# Homework Help: Exam tomorrow -- help please (z-score table)

1. Dec 8, 2014

### tsukuba

1. The problem statement, all variables and given/known data
Let X be a normal random variable with mean 80 and standard deviation 5. What is the probability X is greater than 87? Less than 74?
I understand how to compute the z score but I'm confused as to when I have to keep the number from the z-table or subtract 1

2. Relevant equations
z= x-μ /σ

3. The attempt at a solution
z = 1.4
P (z > 87 ) = ??
I found the z score to be 0.9192 but do I keep this value as my answer or do I do 1 - 0.9192

z=-1.2
P (z < 74)= ??
again, I found z score to be .1151
So I keep this value or 1 - 0.1151 and why?
Thank you

2. Dec 8, 2014

### Staff: Mentor

You need parentheses when you write things like this. It should be z = (x - μ )/σ. As you wrote it, it would be interpreted as z = x - (μ /σ).
No, the above should be P(X > 87). You get the z-score by transforming the inequality, like so:
P(X > 87) = $P(\frac{X - 80}{5} > \frac{87 - 80}{5}) = P(z > \frac{7}{5}) = P(z > 1.4)$

No, the z-score is 1.4, and the probability associated with it is 0.9192. This probability is the area under the standard normal curve (the "bell curve") between -∞ and 1.4.

§ **GIVEN REQUEST A**:
In the z-score thread, what probability does the mentor associate with a z-score of 1.4?
The z-score thread and the rows that follow come from unrelated sources.

§ **SOURCE DATA**:

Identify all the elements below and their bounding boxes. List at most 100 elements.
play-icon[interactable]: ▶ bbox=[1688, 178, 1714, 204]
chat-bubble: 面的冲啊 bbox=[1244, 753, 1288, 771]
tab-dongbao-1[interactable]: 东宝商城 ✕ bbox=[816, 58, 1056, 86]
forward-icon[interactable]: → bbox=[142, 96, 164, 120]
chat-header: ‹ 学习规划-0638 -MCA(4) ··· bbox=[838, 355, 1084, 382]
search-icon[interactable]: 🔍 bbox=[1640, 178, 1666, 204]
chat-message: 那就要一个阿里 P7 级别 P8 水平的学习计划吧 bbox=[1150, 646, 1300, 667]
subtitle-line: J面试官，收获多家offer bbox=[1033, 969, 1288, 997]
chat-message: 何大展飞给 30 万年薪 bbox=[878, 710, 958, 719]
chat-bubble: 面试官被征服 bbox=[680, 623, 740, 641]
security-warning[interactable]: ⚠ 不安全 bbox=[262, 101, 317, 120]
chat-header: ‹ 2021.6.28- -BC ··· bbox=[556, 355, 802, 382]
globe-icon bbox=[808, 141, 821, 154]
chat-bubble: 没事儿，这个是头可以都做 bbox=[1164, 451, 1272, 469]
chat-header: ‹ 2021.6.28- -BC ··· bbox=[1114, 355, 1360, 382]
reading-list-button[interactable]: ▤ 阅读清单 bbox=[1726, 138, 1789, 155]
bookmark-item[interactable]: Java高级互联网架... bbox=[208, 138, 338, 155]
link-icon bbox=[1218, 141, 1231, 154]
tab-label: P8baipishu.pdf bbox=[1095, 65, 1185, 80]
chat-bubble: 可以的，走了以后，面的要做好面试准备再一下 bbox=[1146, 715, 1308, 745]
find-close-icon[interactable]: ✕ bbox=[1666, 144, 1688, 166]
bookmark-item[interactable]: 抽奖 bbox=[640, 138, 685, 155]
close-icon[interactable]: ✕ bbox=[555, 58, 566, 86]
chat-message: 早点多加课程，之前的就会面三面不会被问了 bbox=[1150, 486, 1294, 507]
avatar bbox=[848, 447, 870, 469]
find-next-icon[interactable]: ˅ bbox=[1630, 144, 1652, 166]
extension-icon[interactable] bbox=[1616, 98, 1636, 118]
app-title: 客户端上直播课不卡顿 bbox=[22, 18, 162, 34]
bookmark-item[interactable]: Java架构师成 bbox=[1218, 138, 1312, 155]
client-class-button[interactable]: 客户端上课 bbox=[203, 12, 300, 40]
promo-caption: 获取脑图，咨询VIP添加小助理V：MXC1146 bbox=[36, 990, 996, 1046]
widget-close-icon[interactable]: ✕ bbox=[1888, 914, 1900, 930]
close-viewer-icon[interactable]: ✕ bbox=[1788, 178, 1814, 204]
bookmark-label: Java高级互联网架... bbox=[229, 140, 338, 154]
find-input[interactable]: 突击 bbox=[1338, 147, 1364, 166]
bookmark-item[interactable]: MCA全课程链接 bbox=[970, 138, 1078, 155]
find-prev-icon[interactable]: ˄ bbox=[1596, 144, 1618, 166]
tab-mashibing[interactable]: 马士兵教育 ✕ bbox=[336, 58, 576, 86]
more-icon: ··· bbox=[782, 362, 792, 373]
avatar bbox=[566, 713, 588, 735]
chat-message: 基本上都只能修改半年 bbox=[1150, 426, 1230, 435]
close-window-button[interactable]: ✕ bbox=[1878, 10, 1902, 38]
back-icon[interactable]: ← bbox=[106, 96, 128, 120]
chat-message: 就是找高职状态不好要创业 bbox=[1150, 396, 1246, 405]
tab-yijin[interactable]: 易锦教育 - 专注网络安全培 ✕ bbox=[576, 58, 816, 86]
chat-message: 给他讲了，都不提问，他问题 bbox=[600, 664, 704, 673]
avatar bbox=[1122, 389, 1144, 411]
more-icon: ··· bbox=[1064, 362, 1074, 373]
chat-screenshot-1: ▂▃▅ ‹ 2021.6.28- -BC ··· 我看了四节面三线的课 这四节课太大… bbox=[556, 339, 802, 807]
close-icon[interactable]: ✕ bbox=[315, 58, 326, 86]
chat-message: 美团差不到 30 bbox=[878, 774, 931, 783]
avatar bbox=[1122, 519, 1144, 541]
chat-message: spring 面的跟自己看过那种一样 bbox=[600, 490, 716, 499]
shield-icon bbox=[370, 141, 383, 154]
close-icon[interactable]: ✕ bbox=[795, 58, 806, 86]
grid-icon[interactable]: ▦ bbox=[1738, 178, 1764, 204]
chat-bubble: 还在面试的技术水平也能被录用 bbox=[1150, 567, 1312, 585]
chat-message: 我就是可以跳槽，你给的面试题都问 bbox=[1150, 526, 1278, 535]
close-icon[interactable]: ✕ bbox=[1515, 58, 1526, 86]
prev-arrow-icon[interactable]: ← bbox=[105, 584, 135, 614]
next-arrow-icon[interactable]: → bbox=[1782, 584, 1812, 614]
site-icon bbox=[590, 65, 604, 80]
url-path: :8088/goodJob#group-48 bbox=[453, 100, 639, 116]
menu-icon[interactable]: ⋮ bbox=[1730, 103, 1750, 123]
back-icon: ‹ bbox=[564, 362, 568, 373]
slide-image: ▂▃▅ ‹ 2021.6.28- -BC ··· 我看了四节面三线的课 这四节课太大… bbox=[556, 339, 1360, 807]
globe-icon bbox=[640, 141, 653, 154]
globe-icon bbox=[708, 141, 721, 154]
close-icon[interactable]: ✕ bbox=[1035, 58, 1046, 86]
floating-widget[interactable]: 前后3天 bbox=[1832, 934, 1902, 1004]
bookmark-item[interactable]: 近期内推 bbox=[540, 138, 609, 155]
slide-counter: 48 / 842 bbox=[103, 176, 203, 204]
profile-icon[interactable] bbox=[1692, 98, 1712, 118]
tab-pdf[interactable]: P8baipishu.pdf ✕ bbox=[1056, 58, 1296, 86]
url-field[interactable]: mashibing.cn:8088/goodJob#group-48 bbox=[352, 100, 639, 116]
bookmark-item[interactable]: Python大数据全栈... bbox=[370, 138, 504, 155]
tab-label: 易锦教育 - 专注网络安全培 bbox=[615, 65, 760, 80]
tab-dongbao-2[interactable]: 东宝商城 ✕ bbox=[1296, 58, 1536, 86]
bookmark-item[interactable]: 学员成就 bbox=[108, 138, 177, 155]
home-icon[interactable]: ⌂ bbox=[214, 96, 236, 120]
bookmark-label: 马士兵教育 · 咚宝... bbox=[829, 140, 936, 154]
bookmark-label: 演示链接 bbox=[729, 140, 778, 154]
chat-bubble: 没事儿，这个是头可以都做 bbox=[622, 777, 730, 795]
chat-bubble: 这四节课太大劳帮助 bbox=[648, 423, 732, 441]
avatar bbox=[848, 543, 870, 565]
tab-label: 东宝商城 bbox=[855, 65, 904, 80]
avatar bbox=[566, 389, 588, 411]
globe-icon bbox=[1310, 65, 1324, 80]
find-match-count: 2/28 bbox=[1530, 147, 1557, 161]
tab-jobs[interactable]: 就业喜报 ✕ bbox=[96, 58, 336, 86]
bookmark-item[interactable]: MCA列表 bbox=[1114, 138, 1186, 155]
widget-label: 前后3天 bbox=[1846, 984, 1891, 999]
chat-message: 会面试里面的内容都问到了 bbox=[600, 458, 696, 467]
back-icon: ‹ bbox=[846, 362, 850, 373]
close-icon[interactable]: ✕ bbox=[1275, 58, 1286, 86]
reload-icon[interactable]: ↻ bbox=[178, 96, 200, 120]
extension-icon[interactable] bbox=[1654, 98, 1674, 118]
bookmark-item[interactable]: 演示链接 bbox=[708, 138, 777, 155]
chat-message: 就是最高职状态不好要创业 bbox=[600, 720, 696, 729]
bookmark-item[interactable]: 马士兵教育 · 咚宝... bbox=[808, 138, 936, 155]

§ **GIVEN REQUEST B**:
Reproduce the part of the rows that opens with their first line and closes with the line containing "find-close-icon[interactable]: ✕ bbox=[1666, 144, 1688, 166]", with both ends included.

§ **CORRECT OUTPUT A**:
0.9192

§ **CORRECT OUTPUT B**:
Identify all the elements below and their bounding boxes. List at most 100 elements.
play-icon[interactable]: ▶ bbox=[1688, 178, 1714, 204]
chat-bubble: 面的冲啊 bbox=[1244, 753, 1288, 771]
tab-dongbao-1[interactable]: 东宝商城 ✕ bbox=[816, 58, 1056, 86]
forward-icon[interactable]: → bbox=[142, 96, 164, 120]
chat-header: ‹ 学习规划-0638 -MCA(4) ··· bbox=[838, 355, 1084, 382]
search-icon[interactable]: 🔍 bbox=[1640, 178, 1666, 204]
chat-message: 那就要一个阿里 P7 级别 P8 水平的学习计划吧 bbox=[1150, 646, 1300, 667]
subtitle-line: J面试官，收获多家offer bbox=[1033, 969, 1288, 997]
chat-message: 何大展飞给 30 万年薪 bbox=[878, 710, 958, 719]
chat-bubble: 面试官被征服 bbox=[680, 623, 740, 641]
security-warning[interactable]: ⚠ 不安全 bbox=[262, 101, 317, 120]
chat-header: ‹ 2021.6.28- -BC ··· bbox=[556, 355, 802, 382]
globe-icon bbox=[808, 141, 821, 154]
chat-bubble: 没事儿，这个是头可以都做 bbox=[1164, 451, 1272, 469]
chat-header: ‹ 2021.6.28- -BC ··· bbox=[1114, 355, 1360, 382]
reading-list-button[interactable]: ▤ 阅读清单 bbox=[1726, 138, 1789, 155]
bookmark-item[interactable]: Java高级互联网架... bbox=[208, 138, 338, 155]
link-icon bbox=[1218, 141, 1231, 154]
tab-label: P8baipishu.pdf bbox=[1095, 65, 1185, 80]
chat-bubble: 可以的，走了以后，面的要做好面试准备再一下 bbox=[1146, 715, 1308, 745]
find-close-icon[interactable]: ✕ bbox=[1666, 144, 1688, 166]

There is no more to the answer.